>>>>>

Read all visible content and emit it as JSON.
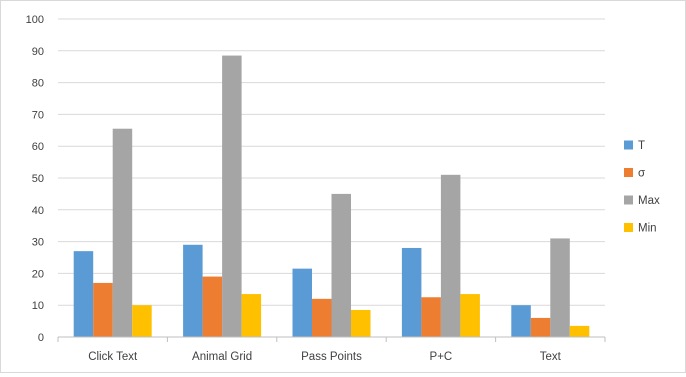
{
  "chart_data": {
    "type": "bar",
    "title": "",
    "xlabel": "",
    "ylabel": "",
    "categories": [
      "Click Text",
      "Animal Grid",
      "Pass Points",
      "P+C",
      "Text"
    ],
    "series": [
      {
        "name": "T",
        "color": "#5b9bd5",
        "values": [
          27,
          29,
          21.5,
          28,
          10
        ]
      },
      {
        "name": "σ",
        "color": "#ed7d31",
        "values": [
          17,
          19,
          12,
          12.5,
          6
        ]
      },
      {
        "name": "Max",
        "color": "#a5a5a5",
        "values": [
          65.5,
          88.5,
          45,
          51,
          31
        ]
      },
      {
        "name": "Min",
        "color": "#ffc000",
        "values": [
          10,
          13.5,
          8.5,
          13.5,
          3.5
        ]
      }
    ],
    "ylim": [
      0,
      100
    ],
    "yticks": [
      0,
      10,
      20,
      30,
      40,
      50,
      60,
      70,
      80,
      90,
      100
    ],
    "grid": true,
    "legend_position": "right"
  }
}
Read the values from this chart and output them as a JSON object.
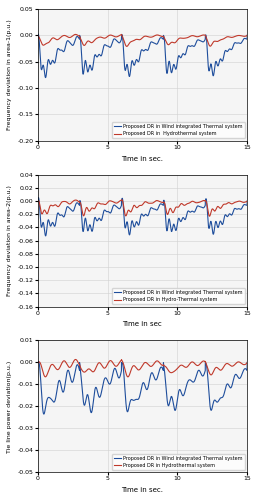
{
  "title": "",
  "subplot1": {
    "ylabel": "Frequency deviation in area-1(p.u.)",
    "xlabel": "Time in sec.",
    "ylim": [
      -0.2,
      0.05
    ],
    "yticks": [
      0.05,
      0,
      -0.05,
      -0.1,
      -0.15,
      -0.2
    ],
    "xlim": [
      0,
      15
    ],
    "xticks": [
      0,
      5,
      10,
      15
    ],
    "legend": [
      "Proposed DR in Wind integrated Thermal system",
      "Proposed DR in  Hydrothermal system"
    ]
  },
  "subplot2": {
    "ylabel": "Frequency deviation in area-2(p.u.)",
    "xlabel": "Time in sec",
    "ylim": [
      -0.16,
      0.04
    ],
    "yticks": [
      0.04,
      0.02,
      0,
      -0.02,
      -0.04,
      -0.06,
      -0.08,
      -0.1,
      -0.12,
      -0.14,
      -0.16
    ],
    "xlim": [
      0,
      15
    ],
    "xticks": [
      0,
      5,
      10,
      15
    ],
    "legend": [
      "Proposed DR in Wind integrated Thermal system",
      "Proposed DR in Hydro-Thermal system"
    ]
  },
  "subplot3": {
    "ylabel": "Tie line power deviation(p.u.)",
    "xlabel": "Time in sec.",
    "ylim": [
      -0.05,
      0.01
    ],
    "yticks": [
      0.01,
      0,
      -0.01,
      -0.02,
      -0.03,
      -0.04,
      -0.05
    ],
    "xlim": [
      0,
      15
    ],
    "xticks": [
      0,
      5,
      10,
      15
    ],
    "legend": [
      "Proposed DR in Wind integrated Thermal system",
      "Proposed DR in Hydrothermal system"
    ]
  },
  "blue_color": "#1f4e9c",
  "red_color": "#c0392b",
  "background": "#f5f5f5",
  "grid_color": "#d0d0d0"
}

<<<<<

◆ WHAT TO DO: Write every entry out again exactly, dropping the pictures.

◆ FINAL RESULT:
Read all visible content and emit it as JSON.
{
  "chart_data": {
    "type": "bar",
    "title": "",
    "xlabel": "",
    "ylabel": "",
    "categories": [
      "Click Text",
      "Animal Grid",
      "Pass Points",
      "P+C",
      "Text"
    ],
    "series": [
      {
        "name": "T",
        "color": "#5b9bd5",
        "values": [
          27,
          29,
          21.5,
          28,
          10
        ]
      },
      {
        "name": "σ",
        "color": "#ed7d31",
        "values": [
          17,
          19,
          12,
          12.5,
          6
        ]
      },
      {
        "name": "Max",
        "color": "#a5a5a5",
        "values": [
          65.5,
          88.5,
          45,
          51,
          31
        ]
      },
      {
        "name": "Min",
        "color": "#ffc000",
        "values": [
          10,
          13.5,
          8.5,
          13.5,
          3.5
        ]
      }
    ],
    "ylim": [
      0,
      100
    ],
    "yticks": [
      0,
      10,
      20,
      30,
      40,
      50,
      60,
      70,
      80,
      90,
      100
    ],
    "grid": true,
    "legend_position": "right"
  }
}
Read the values from this chart and output them as a JSON object.
{
  "title": "",
  "subplot1": {
    "ylabel": "Frequency deviation in area-1(p.u.)",
    "xlabel": "Time in sec.",
    "ylim": [
      -0.2,
      0.05
    ],
    "yticks": [
      0.05,
      0,
      -0.05,
      -0.1,
      -0.15,
      -0.2
    ],
    "xlim": [
      0,
      15
    ],
    "xticks": [
      0,
      5,
      10,
      15
    ],
    "legend": [
      "Proposed DR in Wind integrated Thermal system",
      "Proposed DR in  Hydrothermal system"
    ]
  },
  "subplot2": {
    "ylabel": "Frequency deviation in area-2(p.u.)",
    "xlabel": "Time in sec",
    "ylim": [
      -0.16,
      0.04
    ],
    "yticks": [
      0.04,
      0.02,
      0,
      -0.02,
      -0.04,
      -0.06,
      -0.08,
      -0.1,
      -0.12,
      -0.14,
      -0.16
    ],
    "xlim": [
      0,
      15
    ],
    "xticks": [
      0,
      5,
      10,
      15
    ],
    "legend": [
      "Proposed DR in Wind integrated Thermal system",
      "Proposed DR in Hydro-Thermal system"
    ]
  },
  "subplot3": {
    "ylabel": "Tie line power deviation(p.u.)",
    "xlabel": "Time in sec.",
    "ylim": [
      -0.05,
      0.01
    ],
    "yticks": [
      0.01,
      0,
      -0.01,
      -0.02,
      -0.03,
      -0.04,
      -0.05
    ],
    "xlim": [
      0,
      15
    ],
    "xticks": [
      0,
      5,
      10,
      15
    ],
    "legend": [
      "Proposed DR in Wind integrated Thermal system",
      "Proposed DR in Hydrothermal system"
    ]
  },
  "blue_color": "#1f4e9c",
  "red_color": "#c0392b",
  "background": "#f5f5f5",
  "grid_color": "#d0d0d0"
}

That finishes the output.